| Work required |
Set down the entries below exactly as they stand, starting at the first line and ending at the line that contains "cell-index: 2 <box>248 605 323 653</box>", including that line.

** begin Data for this exercise **

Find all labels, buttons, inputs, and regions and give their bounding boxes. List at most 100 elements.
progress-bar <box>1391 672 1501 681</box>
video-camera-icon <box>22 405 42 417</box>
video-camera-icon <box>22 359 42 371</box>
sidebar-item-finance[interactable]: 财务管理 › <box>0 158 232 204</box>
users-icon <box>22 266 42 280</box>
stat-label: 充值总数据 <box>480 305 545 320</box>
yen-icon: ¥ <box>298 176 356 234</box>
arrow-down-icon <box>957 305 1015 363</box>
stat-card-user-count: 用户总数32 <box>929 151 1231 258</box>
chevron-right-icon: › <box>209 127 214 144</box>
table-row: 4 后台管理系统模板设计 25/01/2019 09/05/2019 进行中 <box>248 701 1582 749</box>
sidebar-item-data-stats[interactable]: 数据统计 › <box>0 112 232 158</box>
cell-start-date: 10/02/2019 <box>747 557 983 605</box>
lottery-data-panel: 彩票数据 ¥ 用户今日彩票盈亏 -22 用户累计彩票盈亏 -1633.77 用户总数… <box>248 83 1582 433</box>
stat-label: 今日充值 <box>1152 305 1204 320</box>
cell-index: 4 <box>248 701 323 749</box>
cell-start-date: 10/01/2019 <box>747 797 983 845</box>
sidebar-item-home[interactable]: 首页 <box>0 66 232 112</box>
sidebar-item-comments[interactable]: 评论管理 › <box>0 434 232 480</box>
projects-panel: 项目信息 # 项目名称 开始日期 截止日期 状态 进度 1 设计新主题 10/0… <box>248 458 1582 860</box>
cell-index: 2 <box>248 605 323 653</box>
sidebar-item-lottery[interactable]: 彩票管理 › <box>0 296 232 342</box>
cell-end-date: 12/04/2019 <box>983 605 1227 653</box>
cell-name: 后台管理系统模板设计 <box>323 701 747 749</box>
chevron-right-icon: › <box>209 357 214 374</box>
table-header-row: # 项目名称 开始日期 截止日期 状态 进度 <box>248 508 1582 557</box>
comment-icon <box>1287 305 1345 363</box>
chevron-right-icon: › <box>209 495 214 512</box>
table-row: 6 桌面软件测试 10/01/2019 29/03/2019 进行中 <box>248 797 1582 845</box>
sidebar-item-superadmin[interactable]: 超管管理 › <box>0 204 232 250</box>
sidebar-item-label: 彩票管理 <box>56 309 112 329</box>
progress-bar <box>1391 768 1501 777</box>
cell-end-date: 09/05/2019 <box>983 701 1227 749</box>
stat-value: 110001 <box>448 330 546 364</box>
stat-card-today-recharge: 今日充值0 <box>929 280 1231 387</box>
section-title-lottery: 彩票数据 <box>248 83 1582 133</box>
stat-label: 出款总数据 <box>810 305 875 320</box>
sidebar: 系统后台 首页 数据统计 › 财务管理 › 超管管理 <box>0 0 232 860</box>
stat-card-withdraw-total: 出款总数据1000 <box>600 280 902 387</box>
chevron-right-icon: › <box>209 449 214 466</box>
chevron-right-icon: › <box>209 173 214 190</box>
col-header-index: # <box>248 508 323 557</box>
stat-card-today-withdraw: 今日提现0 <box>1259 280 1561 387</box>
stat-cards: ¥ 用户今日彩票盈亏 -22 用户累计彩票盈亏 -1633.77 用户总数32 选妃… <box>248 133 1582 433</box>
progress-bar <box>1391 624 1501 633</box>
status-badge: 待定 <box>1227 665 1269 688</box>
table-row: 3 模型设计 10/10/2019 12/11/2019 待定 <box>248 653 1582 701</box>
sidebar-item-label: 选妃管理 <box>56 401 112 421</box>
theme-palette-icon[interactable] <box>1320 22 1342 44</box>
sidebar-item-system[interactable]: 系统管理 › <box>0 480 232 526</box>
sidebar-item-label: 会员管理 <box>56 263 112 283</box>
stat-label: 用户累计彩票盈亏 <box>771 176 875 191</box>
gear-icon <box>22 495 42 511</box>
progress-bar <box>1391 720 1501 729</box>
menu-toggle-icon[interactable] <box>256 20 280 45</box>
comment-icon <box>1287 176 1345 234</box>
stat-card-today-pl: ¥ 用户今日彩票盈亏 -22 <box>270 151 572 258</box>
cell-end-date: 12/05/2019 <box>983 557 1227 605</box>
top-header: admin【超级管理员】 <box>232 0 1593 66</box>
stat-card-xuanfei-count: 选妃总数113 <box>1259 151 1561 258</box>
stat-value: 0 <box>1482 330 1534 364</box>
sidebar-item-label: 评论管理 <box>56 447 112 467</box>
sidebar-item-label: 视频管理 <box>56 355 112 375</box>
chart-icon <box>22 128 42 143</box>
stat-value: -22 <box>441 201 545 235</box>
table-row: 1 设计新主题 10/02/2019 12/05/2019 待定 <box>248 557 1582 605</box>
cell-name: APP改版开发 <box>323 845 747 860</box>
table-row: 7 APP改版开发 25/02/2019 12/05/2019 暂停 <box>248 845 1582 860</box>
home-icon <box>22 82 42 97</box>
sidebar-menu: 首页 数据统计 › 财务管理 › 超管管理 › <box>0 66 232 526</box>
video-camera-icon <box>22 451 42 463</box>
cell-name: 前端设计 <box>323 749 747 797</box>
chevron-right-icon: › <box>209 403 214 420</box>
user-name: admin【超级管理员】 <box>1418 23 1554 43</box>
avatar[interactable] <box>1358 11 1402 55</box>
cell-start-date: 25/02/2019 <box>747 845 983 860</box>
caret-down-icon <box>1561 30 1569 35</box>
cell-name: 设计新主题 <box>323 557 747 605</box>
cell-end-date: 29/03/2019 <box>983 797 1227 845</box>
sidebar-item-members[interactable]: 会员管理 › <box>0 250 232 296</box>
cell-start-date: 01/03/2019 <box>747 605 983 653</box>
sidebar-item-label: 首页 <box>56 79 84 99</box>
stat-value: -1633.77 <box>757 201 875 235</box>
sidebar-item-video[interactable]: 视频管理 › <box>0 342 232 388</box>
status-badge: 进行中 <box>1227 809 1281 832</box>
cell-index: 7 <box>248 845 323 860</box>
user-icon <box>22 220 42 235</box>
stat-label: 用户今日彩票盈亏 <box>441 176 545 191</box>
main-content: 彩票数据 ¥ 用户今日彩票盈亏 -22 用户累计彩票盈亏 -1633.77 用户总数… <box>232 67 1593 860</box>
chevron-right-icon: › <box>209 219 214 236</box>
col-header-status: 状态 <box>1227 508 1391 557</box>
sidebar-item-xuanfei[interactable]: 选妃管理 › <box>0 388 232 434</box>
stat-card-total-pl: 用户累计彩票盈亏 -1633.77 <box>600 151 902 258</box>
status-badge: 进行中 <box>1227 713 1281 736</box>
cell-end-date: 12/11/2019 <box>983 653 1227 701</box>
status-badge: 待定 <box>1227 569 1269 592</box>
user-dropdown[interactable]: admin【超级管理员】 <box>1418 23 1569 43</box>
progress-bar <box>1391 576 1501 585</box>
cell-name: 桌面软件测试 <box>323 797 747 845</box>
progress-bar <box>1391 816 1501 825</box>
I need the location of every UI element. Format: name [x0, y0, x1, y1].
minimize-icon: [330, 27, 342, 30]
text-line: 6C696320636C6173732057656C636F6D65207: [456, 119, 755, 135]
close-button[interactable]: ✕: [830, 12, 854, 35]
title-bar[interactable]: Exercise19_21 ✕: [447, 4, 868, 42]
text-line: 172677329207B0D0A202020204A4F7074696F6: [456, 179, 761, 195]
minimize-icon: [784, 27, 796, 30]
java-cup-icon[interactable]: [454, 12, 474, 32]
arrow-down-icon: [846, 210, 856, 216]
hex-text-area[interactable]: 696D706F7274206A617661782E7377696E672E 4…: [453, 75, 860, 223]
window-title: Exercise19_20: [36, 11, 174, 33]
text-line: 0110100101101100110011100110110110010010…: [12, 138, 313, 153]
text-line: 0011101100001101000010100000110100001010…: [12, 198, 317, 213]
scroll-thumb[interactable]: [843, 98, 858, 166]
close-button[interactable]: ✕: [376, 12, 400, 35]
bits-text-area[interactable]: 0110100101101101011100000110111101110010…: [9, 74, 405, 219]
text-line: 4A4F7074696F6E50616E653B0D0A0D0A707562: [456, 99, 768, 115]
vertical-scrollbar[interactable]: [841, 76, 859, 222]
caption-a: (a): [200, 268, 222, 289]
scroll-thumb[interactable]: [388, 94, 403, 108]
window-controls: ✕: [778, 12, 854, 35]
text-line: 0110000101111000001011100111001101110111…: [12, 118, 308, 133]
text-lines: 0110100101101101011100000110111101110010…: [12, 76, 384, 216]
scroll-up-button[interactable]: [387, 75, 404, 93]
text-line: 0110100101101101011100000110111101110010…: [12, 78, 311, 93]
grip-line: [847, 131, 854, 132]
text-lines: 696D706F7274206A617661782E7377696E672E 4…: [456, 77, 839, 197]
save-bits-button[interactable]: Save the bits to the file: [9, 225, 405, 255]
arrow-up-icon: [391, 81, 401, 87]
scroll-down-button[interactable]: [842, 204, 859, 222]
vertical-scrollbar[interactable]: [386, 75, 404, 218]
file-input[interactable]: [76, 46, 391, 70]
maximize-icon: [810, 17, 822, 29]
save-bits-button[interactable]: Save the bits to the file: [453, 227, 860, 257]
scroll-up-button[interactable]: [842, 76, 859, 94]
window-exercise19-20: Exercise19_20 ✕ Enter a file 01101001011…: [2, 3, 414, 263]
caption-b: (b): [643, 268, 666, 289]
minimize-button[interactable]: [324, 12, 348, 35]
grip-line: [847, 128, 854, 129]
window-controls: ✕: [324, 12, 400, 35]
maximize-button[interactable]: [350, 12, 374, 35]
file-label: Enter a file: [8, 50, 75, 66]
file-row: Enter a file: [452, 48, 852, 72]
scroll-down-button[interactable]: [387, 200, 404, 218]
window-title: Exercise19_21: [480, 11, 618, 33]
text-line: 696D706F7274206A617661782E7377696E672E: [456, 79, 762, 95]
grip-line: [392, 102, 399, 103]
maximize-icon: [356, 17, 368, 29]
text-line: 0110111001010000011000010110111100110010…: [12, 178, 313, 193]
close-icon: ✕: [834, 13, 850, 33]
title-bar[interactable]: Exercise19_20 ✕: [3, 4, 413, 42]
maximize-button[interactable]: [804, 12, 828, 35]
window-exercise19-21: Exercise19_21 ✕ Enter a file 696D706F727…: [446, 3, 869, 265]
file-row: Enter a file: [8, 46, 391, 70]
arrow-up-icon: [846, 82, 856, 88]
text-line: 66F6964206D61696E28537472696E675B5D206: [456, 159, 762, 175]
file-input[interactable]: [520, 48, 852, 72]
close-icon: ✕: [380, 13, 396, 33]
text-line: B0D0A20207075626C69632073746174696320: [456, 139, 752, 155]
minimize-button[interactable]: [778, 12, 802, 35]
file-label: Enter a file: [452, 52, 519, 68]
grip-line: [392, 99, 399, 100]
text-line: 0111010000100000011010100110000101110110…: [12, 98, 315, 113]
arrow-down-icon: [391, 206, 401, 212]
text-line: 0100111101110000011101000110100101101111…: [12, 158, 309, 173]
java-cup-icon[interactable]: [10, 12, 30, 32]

** end Data for this exercise **

| Solution to the problem |
Find all labels, buttons, inputs, and regions and give their bounding boxes. List at most 100 elements.
progress-bar <box>1391 672 1501 681</box>
video-camera-icon <box>22 405 42 417</box>
video-camera-icon <box>22 359 42 371</box>
sidebar-item-finance[interactable]: 财务管理 › <box>0 158 232 204</box>
users-icon <box>22 266 42 280</box>
stat-label: 充值总数据 <box>480 305 545 320</box>
yen-icon: ¥ <box>298 176 356 234</box>
arrow-down-icon <box>957 305 1015 363</box>
stat-card-user-count: 用户总数32 <box>929 151 1231 258</box>
chevron-right-icon: › <box>209 127 214 144</box>
table-row: 4 后台管理系统模板设计 25/01/2019 09/05/2019 进行中 <box>248 701 1582 749</box>
sidebar-item-data-stats[interactable]: 数据统计 › <box>0 112 232 158</box>
cell-start-date: 10/02/2019 <box>747 557 983 605</box>
lottery-data-panel: 彩票数据 ¥ 用户今日彩票盈亏 -22 用户累计彩票盈亏 -1633.77 用户总数… <box>248 83 1582 433</box>
stat-label: 今日充值 <box>1152 305 1204 320</box>
cell-index: 4 <box>248 701 323 749</box>
cell-start-date: 10/01/2019 <box>747 797 983 845</box>
sidebar-item-home[interactable]: 首页 <box>0 66 232 112</box>
sidebar-item-comments[interactable]: 评论管理 › <box>0 434 232 480</box>
projects-panel: 项目信息 # 项目名称 开始日期 截止日期 状态 进度 1 设计新主题 10/0… <box>248 458 1582 860</box>
cell-index: 2 <box>248 605 323 653</box>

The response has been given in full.